• **Request 1**
From the model lessons article, extract the passage starting at "The students in" and ending at "by model lessons.".
• **Request 2**
Answer these questions using the model lessons article:
(a) What date is given for the article?
(b) What does the guest teacher read to the students in TJ's classroom?
(c) What share of Sierra Avenue Elementary School's students come from families receiving AFDC assistance?

[Supplied passage start]

Creating a Culture of Inquiry Through the Use of Model Lessons

This article really demonstrates what can be accomplished when schools embrace collaboration. Included is a pdf file of a sample schedule that would be a great jumping-off point for any school that might want to follow suit. Below is the beginning of the article. If you'd like to read it in its entirety, simple click on the hyperlink at the end:

Creating a Culture of Inquiry Through the Use of Model Lessons

By:
Suzanne Linebarger
Date: January 8, 2010

Summary: Suzanne Linebarger, associate director of the Northern California Writing Project, describes how the site conducts an inservice program of model lessons that supports collective teacher inquiry into key concepts in teaching reading and writing.  

The students in TJ's third grade classroom listen intently as their guest teacher, a Northern California Writing Project (NCWP) teacher-consultant, reads an article about how ancient Egyptians mummified bodies. Four teachers—third and fourth grade colleagues of TJ's—sit with him in the back of the room watching this model lesson and taking notes as part of a yearlong inservice series anchored by model lessons.

Model lessons are like lab lessons, where an experienced teacher-consultant demonstrates key concepts in the teaching of writing in the classrooms of the teachers to whom the writing project is providing professional development. These lessons are followed by a collective debriefing session where teachers design inquiries into the schoolwide use of the concept demonstrated.

This classroom in Sierra Avenue Elementary School, a diverse rural school near Oroville, California, with nearly 80 percent of its students coming from families receiving AFDC assistance, is a good example of how NCWP uses model lesson structures in multisession inservice programs.

[Supplied passage end]
[Record list start]

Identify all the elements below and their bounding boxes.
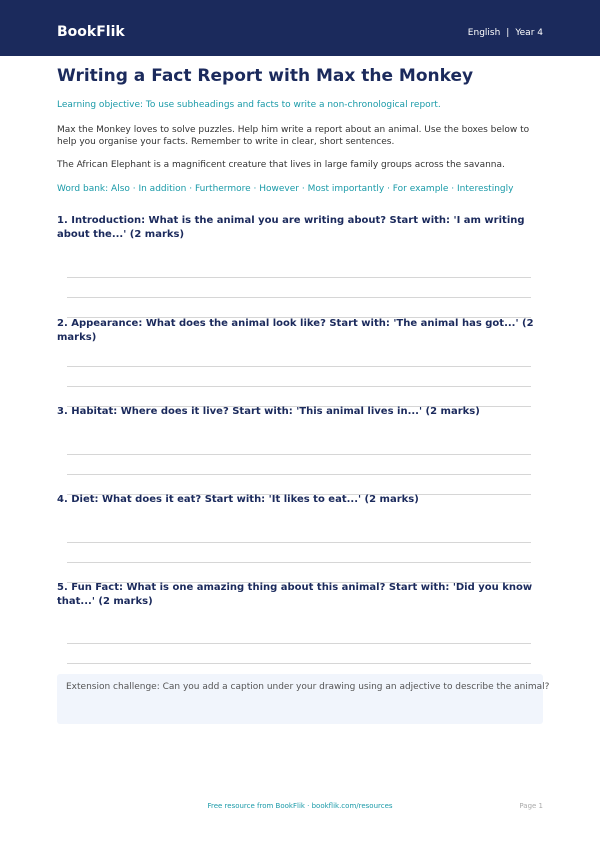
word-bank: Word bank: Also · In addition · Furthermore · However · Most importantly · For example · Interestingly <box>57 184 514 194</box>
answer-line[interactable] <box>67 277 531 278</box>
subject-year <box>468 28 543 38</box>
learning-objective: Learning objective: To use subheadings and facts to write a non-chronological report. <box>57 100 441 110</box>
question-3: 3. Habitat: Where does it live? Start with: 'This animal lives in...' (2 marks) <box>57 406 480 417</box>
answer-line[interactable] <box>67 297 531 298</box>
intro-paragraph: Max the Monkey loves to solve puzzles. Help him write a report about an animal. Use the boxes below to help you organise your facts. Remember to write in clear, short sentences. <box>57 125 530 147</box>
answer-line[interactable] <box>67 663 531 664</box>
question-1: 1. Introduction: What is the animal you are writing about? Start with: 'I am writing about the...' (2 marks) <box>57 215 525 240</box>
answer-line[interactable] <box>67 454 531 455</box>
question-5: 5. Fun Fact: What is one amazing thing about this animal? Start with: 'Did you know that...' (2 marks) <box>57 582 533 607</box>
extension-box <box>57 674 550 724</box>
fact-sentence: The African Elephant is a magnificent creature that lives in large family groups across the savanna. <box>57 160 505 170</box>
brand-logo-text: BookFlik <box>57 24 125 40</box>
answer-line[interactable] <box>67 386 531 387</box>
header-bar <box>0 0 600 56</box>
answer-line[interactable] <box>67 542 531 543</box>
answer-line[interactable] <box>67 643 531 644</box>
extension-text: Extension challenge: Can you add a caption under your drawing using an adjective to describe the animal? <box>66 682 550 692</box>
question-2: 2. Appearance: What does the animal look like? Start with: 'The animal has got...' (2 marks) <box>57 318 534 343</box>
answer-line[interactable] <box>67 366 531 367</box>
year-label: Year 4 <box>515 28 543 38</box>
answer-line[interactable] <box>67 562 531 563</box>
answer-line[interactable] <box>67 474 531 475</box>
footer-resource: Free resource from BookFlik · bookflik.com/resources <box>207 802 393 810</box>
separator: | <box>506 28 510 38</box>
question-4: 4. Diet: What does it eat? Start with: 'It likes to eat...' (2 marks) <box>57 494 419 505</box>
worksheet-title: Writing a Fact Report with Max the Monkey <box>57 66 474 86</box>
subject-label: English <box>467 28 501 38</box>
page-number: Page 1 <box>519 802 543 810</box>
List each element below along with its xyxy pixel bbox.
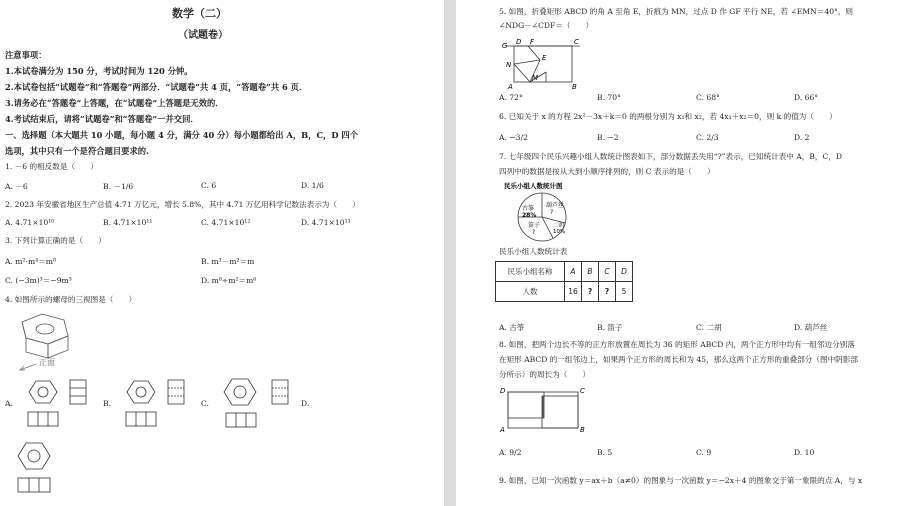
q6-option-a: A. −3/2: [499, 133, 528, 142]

[Record list end]

• **Exercise result 1**
The students in TJ's third grade classroom listen intently as their guest teacher, a Northern California Writing Project (NCWP) teacher-consultant, reads an article about how ancient Egyptians mummified bodies. Four teachers—third and fourth grade colleagues of TJ's—sit with him in the back of the room watching this model lesson and taking notes as part of a yearlong inservice series anchored by model lessons.

• **Exercise result 2**
(a) January 8, 2010.
(b) An article about how ancient Egyptians mummified bodies.
(c) Nearly 80 percent.